Saved data entries:
* Start *

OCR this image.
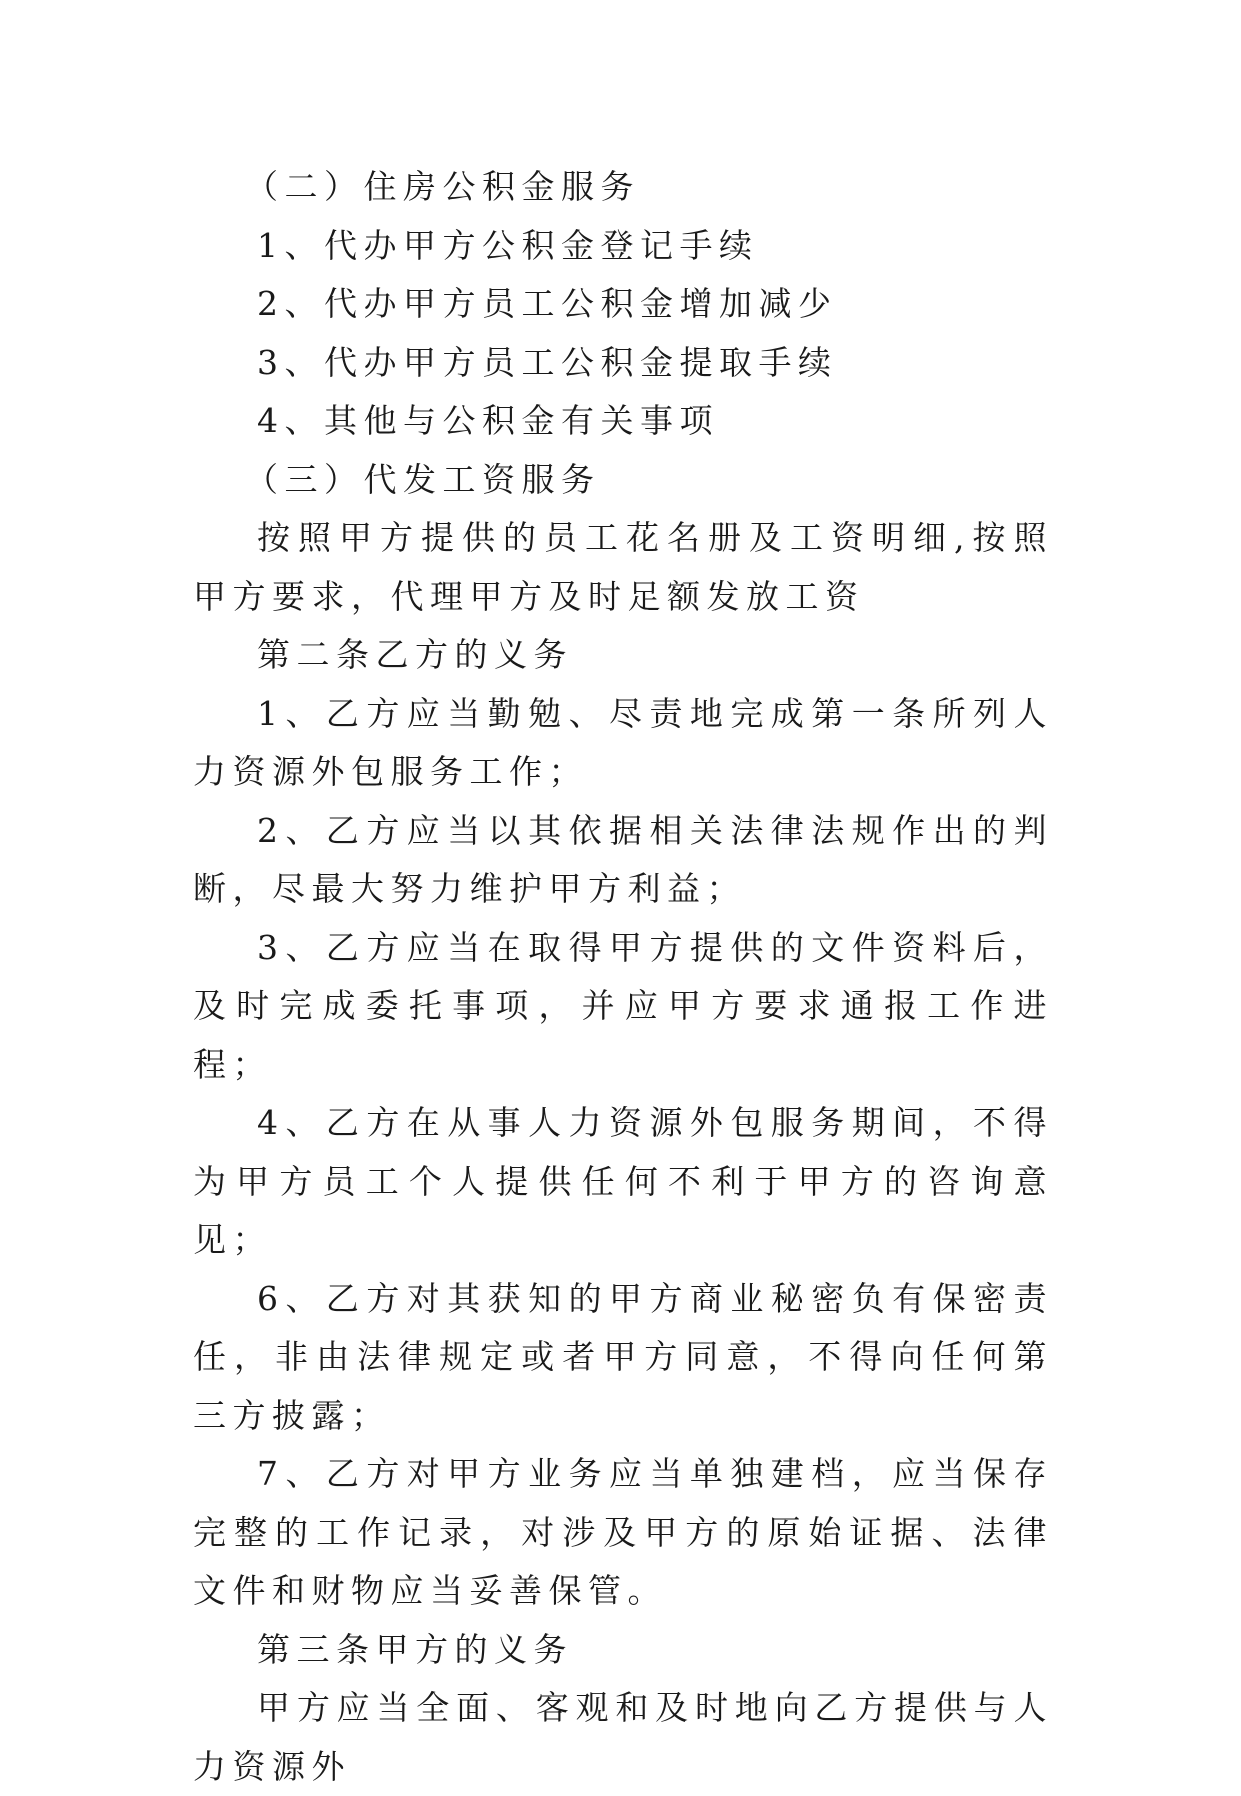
（二）住房公积金服务

1、代办甲方公积金登记手续

2、代办甲方员工公积金增加减少

3、代办甲方员工公积金提取手续

4、其他与公积金有关事项

（三）代发工资服务

按照甲方提供的员工花名册及工资明细,按照甲方要求，代理甲方及时足额发放工资

第二条乙方的义务

1、乙方应当勤勉、尽责地完成第一条所列人力资源外包服务工作；

2、乙方应当以其依据相关法律法规作出的判断，尽最大努力维护甲方利益；

3、乙方应当在取得甲方提供的文件资料后，及时完成委托事项，并应甲方要求通报工作进程；

4、乙方在从事人力资源外包服务期间，不得为甲方员工个人提供任何不利于甲方的咨询意见；

6、乙方对其获知的甲方商业秘密负有保密责任，非由法律规定或者甲方同意，不得向任何第三方披露；

7、乙方对甲方业务应当单独建档，应当保存完整的工作记录，对涉及甲方的原始证据、法律文件和财物应当妥善保管。

第三条甲方的义务

甲方应当全面、客观和及时地向乙方提供与人力资源外
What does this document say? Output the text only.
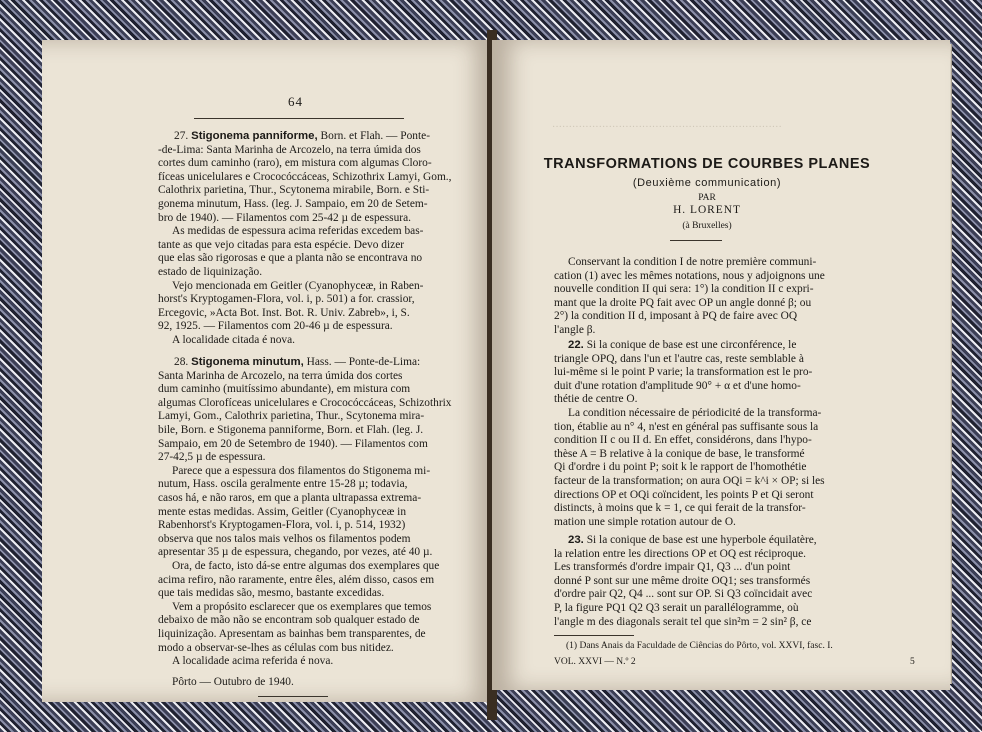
64
27. Stigonema panniforme, Born. et Flah. — Ponte-
-de-Lima: Santa Marinha de Arcozelo, na terra úmida dos
cortes dum caminho (raro), em mistura com algumas Cloro-
fíceas unicelulares e Crococóccáceas, Schizothrix Lamyi, Gom.,
Calothrix parietina, Thur., Scytonema mirabile, Born. e Sti-
gonema minutum, Hass. (leg. J. Sampaio, em 20 de Setem-
bro de 1940). — Filamentos com 25-42 µ de espessura.
As medidas de espessura acima referidas excedem bas-
tante as que vejo citadas para esta espécie. Devo dizer
que elas são rigorosas e que a planta não se encontrava no
estado de liquinização.
Vejo mencionada em Geitler (Cyanophyceæ, in Raben-
horst's Kryptogamen-Flora, vol. i, p. 501) a for. crassior,
Ercegovic, »Acta Bot. Inst. Bot. R. Univ. Zabreb», i, S.
92, 1925. — Filamentos com 20-46 µ de espessura.
A localidade citada é nova.
28. Stigonema minutum, Hass. — Ponte-de-Lima:
Santa Marinha de Arcozelo, na terra úmida dos cortes
dum caminho (muitíssimo abundante), em mistura com
algumas Clorofíceas unicelulares e Crococóccáceas, Schizothrix
Lamyi, Gom., Calothrix parietina, Thur., Scytonema mira-
bile, Born. e Stigonema panniforme, Born. et Flah. (leg. J.
Sampaio, em 20 de Setembro de 1940). — Filamentos com
27-42,5 µ de espessura.
Parece que a espessura dos filamentos do Stigonema mi-
nutum, Hass. oscila geralmente entre 15-28 µ; todavia,
casos há, e não raros, em que a planta ultrapassa extrema-
mente estas medidas. Assim, Geitler (Cyanophyceæ in
Rabenhorst's Kryptogamen-Flora, vol. i, p. 514, 1932)
observa que nos talos mais velhos os filamentos podem
apresentar 35 µ de espessura, chegando, por vezes, até 40 µ.
Ora, de facto, isto dá-se entre algumas dos exemplares que
acima refiro, não raramente, entre êles, além disso, casos em
que tais medidas são, mesmo, bastante excedidas.
Vem a propósito esclarecer que os exemplares que temos
debaixo de mão não se encontram sob qualquer estado de
liquinização. Apresentam as bainhas bem transparentes, de
modo a observar-se-lhes as células com bus nitidez.
A localidade acima referida é nova.
Pôrto — Outubro de 1940.
·····································································
TRANSFORMATIONS DE COURBES PLANES
(Deuxième communication)
PAR
H. LORENT
(à Bruxelles)
Conservant la condition I de notre première communi-
cation (1) avec les mêmes notations, nous y adjoignons une
nouvelle condition II qui sera: 1°) la condition II c expri-
mant que la droite PQ fait avec OP un angle donné β; ou
2°) la condition II d, imposant à PQ de faire avec OQ
l'angle β.
22. Si la conique de base est une circonférence, le
triangle OPQ, dans l'un et l'autre cas, reste semblable à
lui-même si le point P varie; la transformation est le pro-
duit d'une rotation d'amplitude 90° + α et d'une homo-
thétie de centre O.
La condition nécessaire de périodicité de la transforma-
tion, établie au n° 4, n'est en général pas suffisante sous la
condition II c ou II d. En effet, considérons, dans l'hypo-
thèse A = B relative à la conique de base, le transformé
Qi d'ordre i du point P; soit k le rapport de l'homothétie
facteur de la transformation; on aura OQi = k^i × OP; si les
directions OP et OQi coïncident, les points P et Qi seront
distincts, à moins que k = 1, ce qui ferait de la transfor-
mation une simple rotation autour de O.
23. Si la conique de base est une hyperbole équilatère,
la relation entre les directions OP et OQ est réciproque.
Les transformés d'ordre impair Q1, Q3 ... d'un point
donné P sont sur une même droite OQ1; ses transformés
d'ordre pair Q2, Q4 ... sont sur OP. Si Q3 coïncidait avec
P, la figure PQ1 Q2 Q3 serait un parallélogramme, où
l'angle m des diagonals serait tel que sin²m = 2 sin² β, ce
(1) Dans Anais da Faculdade de Ciências do Pôrto, vol. XXVI, fasc. I.
VOL. XXVI — N.º 2	5
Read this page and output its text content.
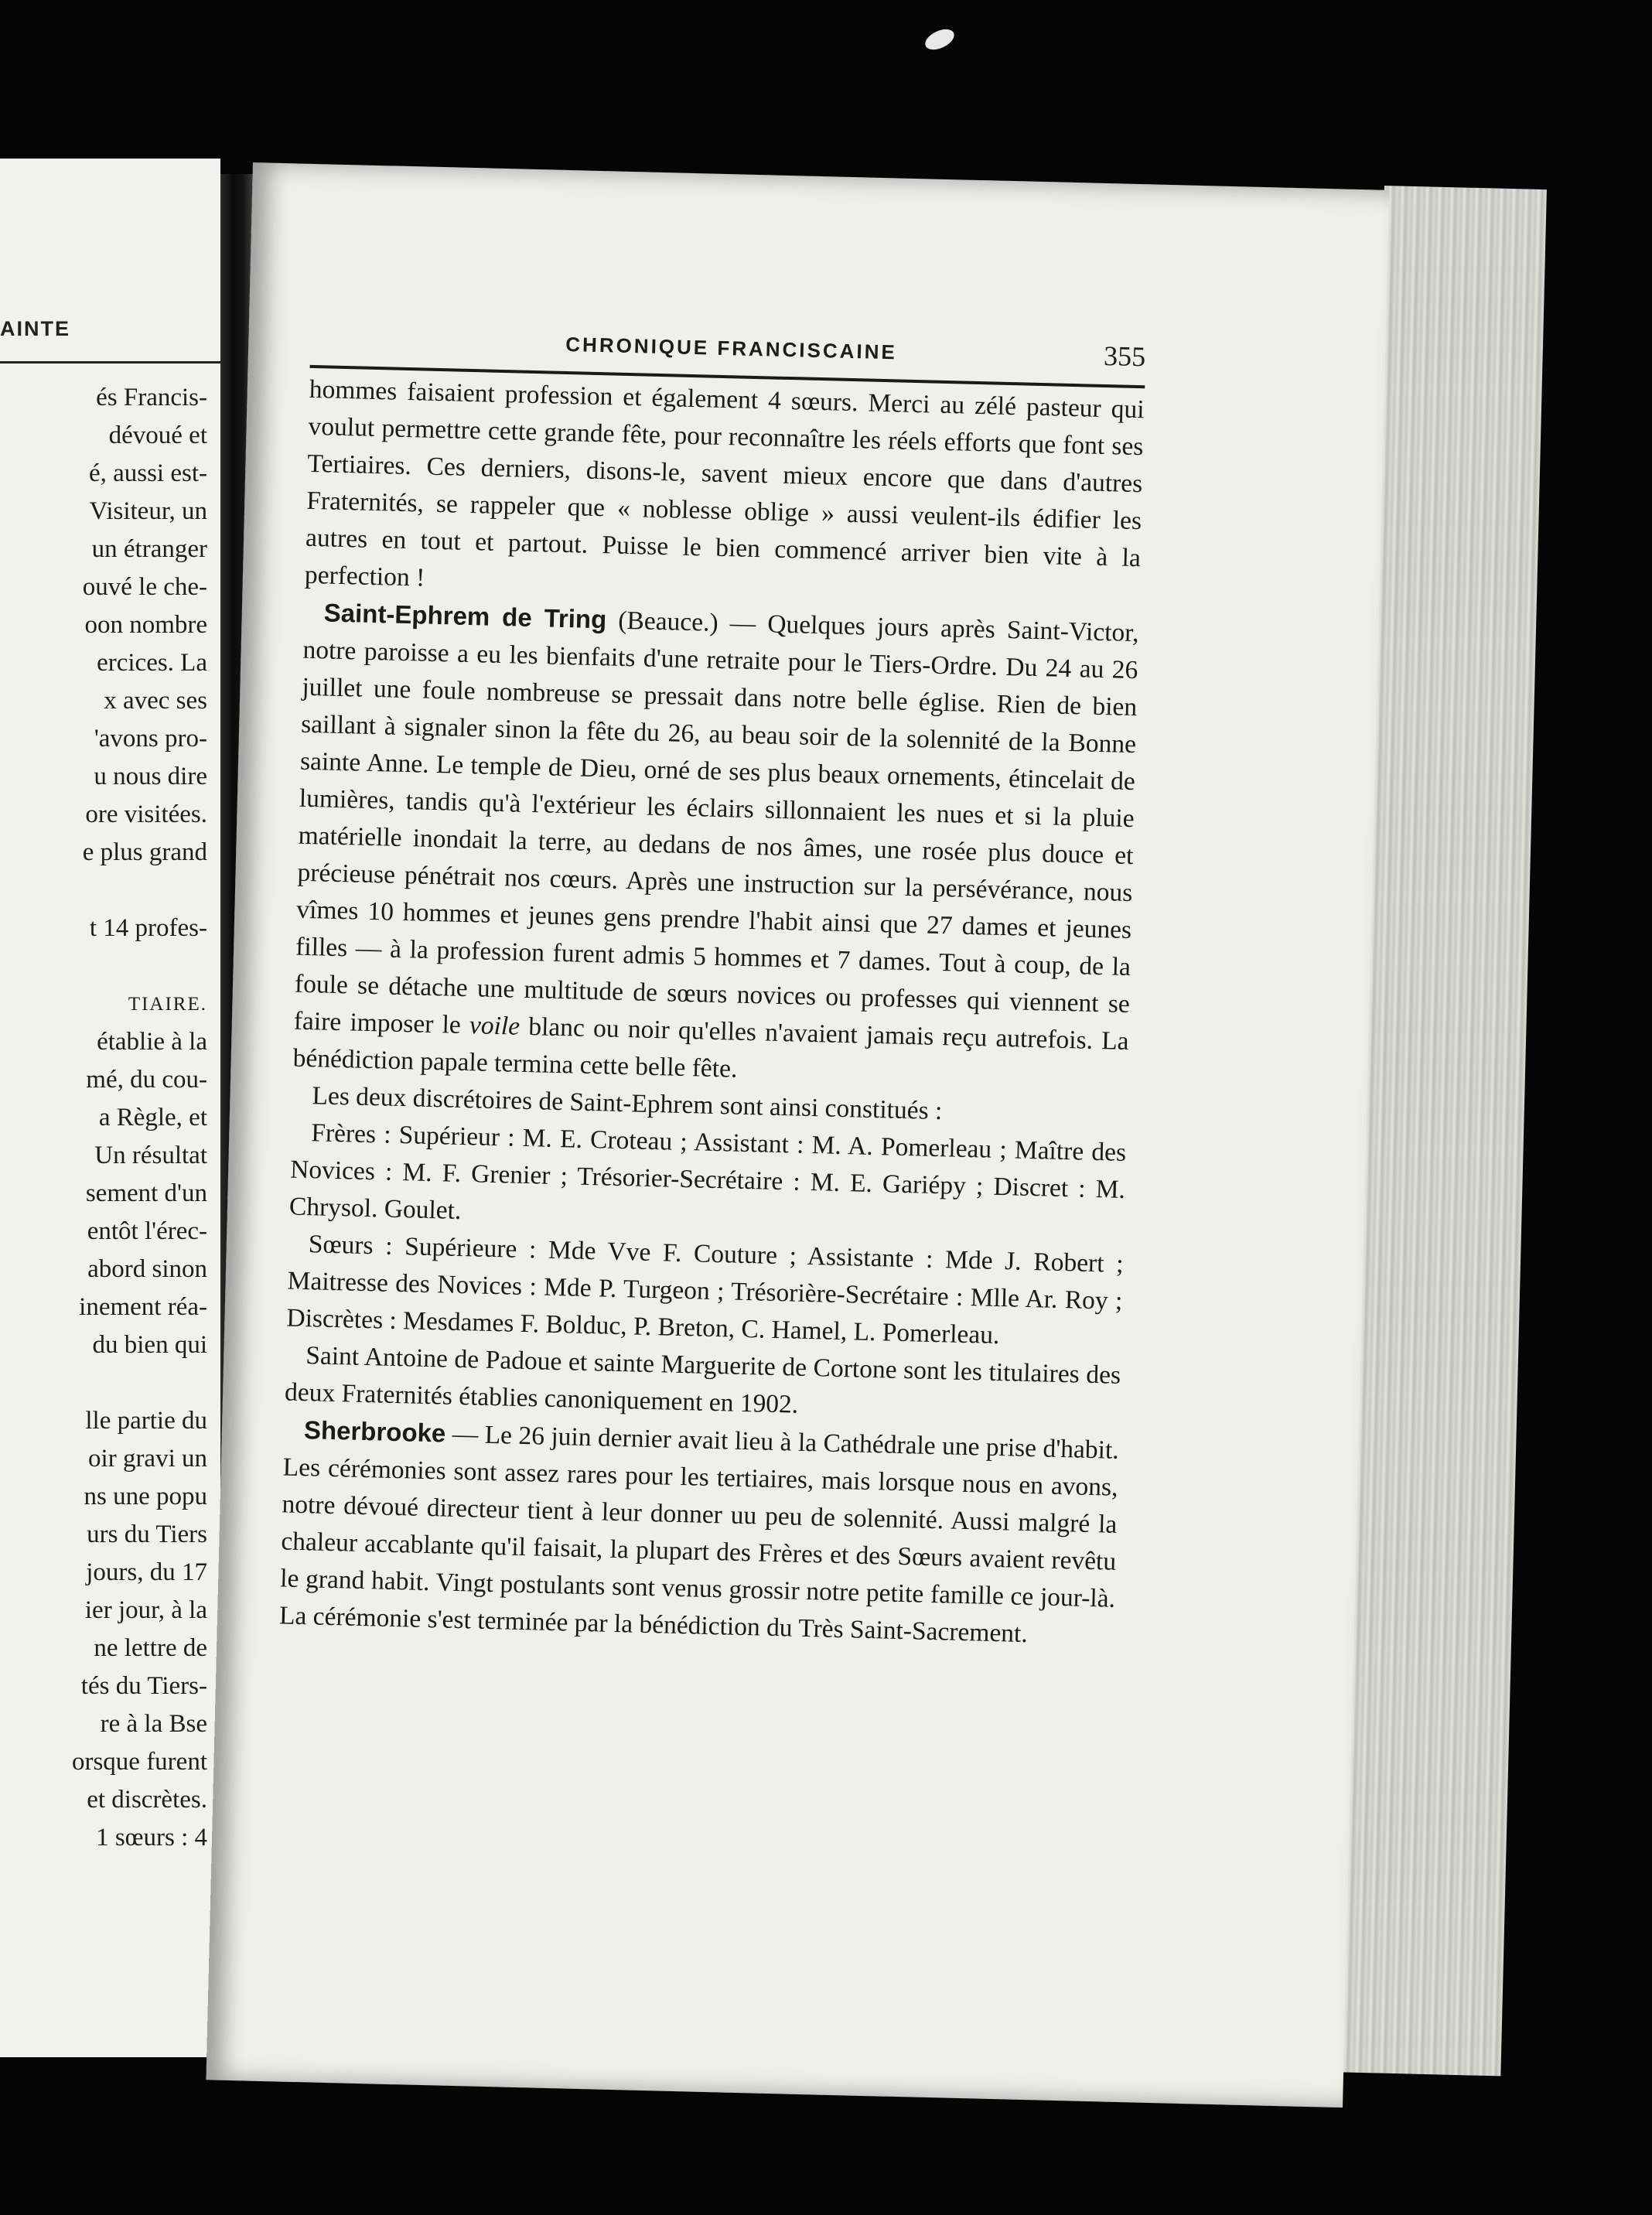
AINTE
és Francis-
dévoué et
é, aussi est-
Visiteur, un
un étranger
ouvé le che-
oon nombre
ercices. La
x avec ses
'avons pro-
u nous dire
ore visitées.
e plus grand
t 14 profes-
TIAIRE.
établie à la
mé, du cou-
a Règle, et
Un résultat
sement d'un
entôt l'érec-
abord sinon
inement réa-
du bien qui
lle partie du
oir gravi un
ns une popu
urs du Tiers
jours, du 17
ier jour, à la
ne lettre de
tés du Tiers-
re à la Bse
orsque furent
et discrètes.
1 sœurs : 4
CHRONIQUE FRANCISCAINE	355

hommes faisaient profession et également 4 sœurs. Merci au zélé pasteur qui voulut permettre cette grande fête, pour reconnaître les réels efforts que font ses Tertiaires. Ces derniers, disons-le, savent mieux encore que dans d'autres Fraternités, se rappeler que « noblesse oblige » aussi veulent-ils édifier les autres en tout et partout. Puisse le bien commencé arriver bien vite à la perfection !

Saint-Ephrem de Tring (Beauce.) — Quelques jours après Saint-Victor, notre paroisse a eu les bienfaits d'une retraite pour le Tiers-Ordre. Du 24 au 26 juillet une foule nombreuse se pressait dans notre belle église. Rien de bien saillant à signaler sinon la fête du 26, au beau soir de la solennité de la Bonne sainte Anne. Le temple de Dieu, orné de ses plus beaux ornements, étincelait de lumières, tandis qu'à l'extérieur les éclairs sillonnaient les nues et si la pluie matérielle inondait la terre, au dedans de nos âmes, une rosée plus douce et précieuse pénétrait nos cœurs. Après une instruction sur la persévérance, nous vîmes 10 hommes et jeunes gens prendre l'habit ainsi que 27 dames et jeunes filles — à la profession furent admis 5 hommes et 7 dames. Tout à coup, de la foule se détache une multitude de sœurs novices ou professes qui viennent se faire imposer le voile blanc ou noir qu'elles n'avaient jamais reçu autrefois. La bénédiction papale termina cette belle fête.

Les deux discrétoires de Saint-Ephrem sont ainsi constitués :

Frères : Supérieur : M. E. Croteau ; Assistant : M. A. Pomerleau ; Maître des Novices : M. F. Grenier ; Trésorier-Secrétaire : M. E. Gariépy ; Discret : M. Chrysol. Goulet.

Sœurs : Supérieure : Mde Vve F. Couture ; Assistante : Mde J. Robert ; Maitresse des Novices : Mde P. Turgeon ; Trésorière-Secrétaire : Mlle Ar. Roy ; Discrètes : Mesdames F. Bolduc, P. Breton, C. Hamel, L. Pomerleau.

Saint Antoine de Padoue et sainte Marguerite de Cortone sont les titulaires des deux Fraternités établies canoniquement en 1902.

Sherbrooke — Le 26 juin dernier avait lieu à la Cathédrale une prise d'habit. Les cérémonies sont assez rares pour les tertiaires, mais lorsque nous en avons, notre dévoué directeur tient à leur donner uu peu de solennité. Aussi malgré la chaleur accablante qu'il faisait, la plupart des Frères et des Sœurs avaient revêtu le grand habit. Vingt postulants sont venus grossir notre petite famille ce jour-là. La cérémonie s'est terminée par la bénédiction du Très Saint-Sacrement.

* End *

SHORT PROBLEM: Select and copy every line of the listing with the word "this".

ANSWER TO THE EXERCISE:
OCR this image.
What does this document say? Output the text only.
Read this page and output its text content.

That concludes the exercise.